— begin STORED DATA —

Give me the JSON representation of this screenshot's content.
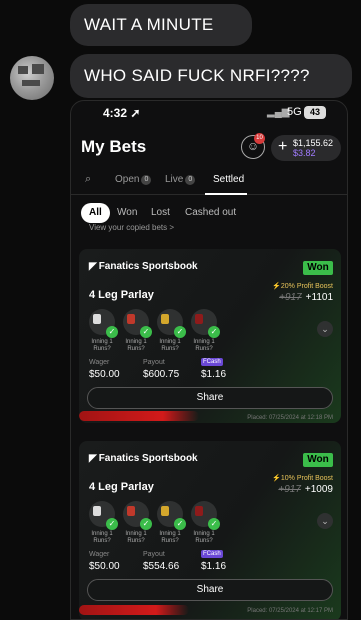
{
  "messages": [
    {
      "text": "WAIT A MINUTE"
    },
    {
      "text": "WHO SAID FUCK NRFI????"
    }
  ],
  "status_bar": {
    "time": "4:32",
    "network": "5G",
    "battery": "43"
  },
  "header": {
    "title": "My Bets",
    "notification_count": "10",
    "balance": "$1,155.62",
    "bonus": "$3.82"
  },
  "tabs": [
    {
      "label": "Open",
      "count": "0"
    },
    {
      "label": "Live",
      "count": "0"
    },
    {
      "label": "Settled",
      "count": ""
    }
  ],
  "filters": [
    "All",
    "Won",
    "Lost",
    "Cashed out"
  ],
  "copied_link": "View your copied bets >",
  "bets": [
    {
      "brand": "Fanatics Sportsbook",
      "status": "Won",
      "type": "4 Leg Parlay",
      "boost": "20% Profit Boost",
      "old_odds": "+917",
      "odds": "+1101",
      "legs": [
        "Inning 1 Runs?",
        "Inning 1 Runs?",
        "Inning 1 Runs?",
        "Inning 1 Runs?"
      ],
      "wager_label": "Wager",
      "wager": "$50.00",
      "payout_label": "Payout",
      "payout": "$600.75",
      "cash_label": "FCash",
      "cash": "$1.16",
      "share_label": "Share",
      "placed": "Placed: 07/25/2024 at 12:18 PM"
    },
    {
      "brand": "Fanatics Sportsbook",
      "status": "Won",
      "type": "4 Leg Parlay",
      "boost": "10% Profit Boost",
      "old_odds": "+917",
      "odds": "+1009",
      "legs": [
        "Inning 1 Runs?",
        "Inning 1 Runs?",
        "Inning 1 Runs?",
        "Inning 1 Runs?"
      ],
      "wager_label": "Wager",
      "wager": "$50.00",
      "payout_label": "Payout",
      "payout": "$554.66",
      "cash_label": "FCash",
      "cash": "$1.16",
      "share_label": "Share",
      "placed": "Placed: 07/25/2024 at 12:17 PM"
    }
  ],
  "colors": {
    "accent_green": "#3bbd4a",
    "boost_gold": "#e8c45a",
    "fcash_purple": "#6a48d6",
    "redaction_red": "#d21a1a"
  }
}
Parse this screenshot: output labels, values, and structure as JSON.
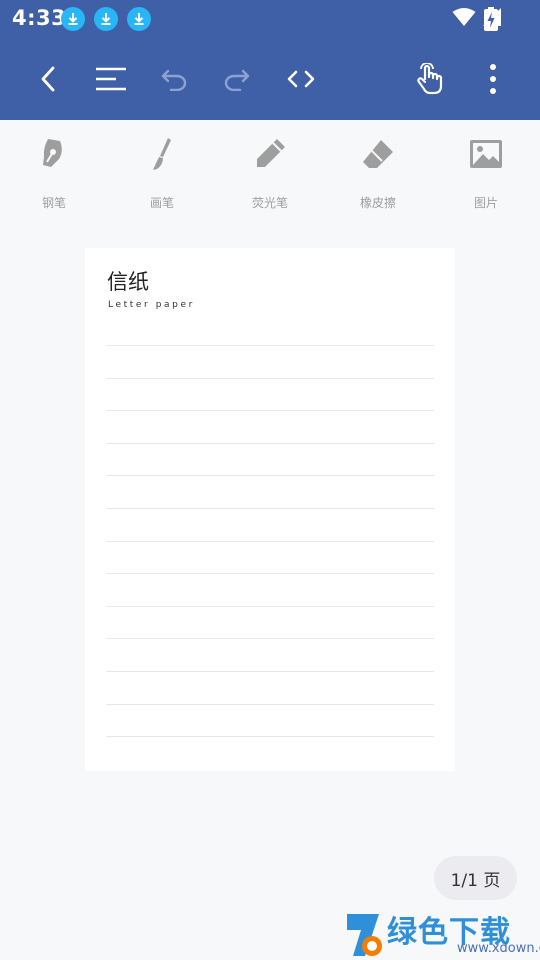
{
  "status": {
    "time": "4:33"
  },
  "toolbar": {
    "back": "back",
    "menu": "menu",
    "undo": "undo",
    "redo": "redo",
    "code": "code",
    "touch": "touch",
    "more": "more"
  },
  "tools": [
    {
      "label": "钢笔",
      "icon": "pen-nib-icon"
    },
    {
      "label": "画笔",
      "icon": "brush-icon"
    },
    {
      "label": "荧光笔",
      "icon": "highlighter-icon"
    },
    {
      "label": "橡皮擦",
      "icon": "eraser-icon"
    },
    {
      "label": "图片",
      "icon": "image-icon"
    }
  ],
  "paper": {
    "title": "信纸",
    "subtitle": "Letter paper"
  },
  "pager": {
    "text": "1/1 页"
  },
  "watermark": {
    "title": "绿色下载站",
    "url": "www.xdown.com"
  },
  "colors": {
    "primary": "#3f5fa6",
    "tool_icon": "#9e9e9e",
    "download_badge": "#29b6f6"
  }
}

— end STORED DATA —

[AIM]
Output all of the records exactly as they appear above, but not the pictures.

[TASK OUTPUT]
Give me the JSON representation of this screenshot's content.
{
  "messages": [
    {
      "text": "WAIT A MINUTE"
    },
    {
      "text": "WHO SAID FUCK NRFI????"
    }
  ],
  "status_bar": {
    "time": "4:32",
    "network": "5G",
    "battery": "43"
  },
  "header": {
    "title": "My Bets",
    "notification_count": "10",
    "balance": "$1,155.62",
    "bonus": "$3.82"
  },
  "tabs": [
    {
      "label": "Open",
      "count": "0"
    },
    {
      "label": "Live",
      "count": "0"
    },
    {
      "label": "Settled",
      "count": ""
    }
  ],
  "filters": [
    "All",
    "Won",
    "Lost",
    "Cashed out"
  ],
  "copied_link": "View your copied bets >",
  "bets": [
    {
      "brand": "Fanatics Sportsbook",
      "status": "Won",
      "type": "4 Leg Parlay",
      "boost": "20% Profit Boost",
      "old_odds": "+917",
      "odds": "+1101",
      "legs": [
        "Inning 1 Runs?",
        "Inning 1 Runs?",
        "Inning 1 Runs?",
        "Inning 1 Runs?"
      ],
      "wager_label": "Wager",
      "wager": "$50.00",
      "payout_label": "Payout",
      "payout": "$600.75",
      "cash_label": "FCash",
      "cash": "$1.16",
      "share_label": "Share",
      "placed": "Placed: 07/25/2024 at 12:18 PM"
    },
    {
      "brand": "Fanatics Sportsbook",
      "status": "Won",
      "type": "4 Leg Parlay",
      "boost": "10% Profit Boost",
      "old_odds": "+917",
      "odds": "+1009",
      "legs": [
        "Inning 1 Runs?",
        "Inning 1 Runs?",
        "Inning 1 Runs?",
        "Inning 1 Runs?"
      ],
      "wager_label": "Wager",
      "wager": "$50.00",
      "payout_label": "Payout",
      "payout": "$554.66",
      "cash_label": "FCash",
      "cash": "$1.16",
      "share_label": "Share",
      "placed": "Placed: 07/25/2024 at 12:17 PM"
    }
  ],
  "colors": {
    "accent_green": "#3bbd4a",
    "boost_gold": "#e8c45a",
    "fcash_purple": "#6a48d6",
    "redaction_red": "#d21a1a"
  }
}
Parse this screenshot: output labels, values, and structure as JSON.
{
  "status": {
    "time": "4:33"
  },
  "toolbar": {
    "back": "back",
    "menu": "menu",
    "undo": "undo",
    "redo": "redo",
    "code": "code",
    "touch": "touch",
    "more": "more"
  },
  "tools": [
    {
      "label": "钢笔",
      "icon": "pen-nib-icon"
    },
    {
      "label": "画笔",
      "icon": "brush-icon"
    },
    {
      "label": "荧光笔",
      "icon": "highlighter-icon"
    },
    {
      "label": "橡皮擦",
      "icon": "eraser-icon"
    },
    {
      "label": "图片",
      "icon": "image-icon"
    }
  ],
  "paper": {
    "title": "信纸",
    "subtitle": "Letter paper"
  },
  "pager": {
    "text": "1/1 页"
  },
  "watermark": {
    "title": "绿色下载站",
    "url": "www.xdown.com"
  },
  "colors": {
    "primary": "#3f5fa6",
    "tool_icon": "#9e9e9e",
    "download_badge": "#29b6f6"
  }
}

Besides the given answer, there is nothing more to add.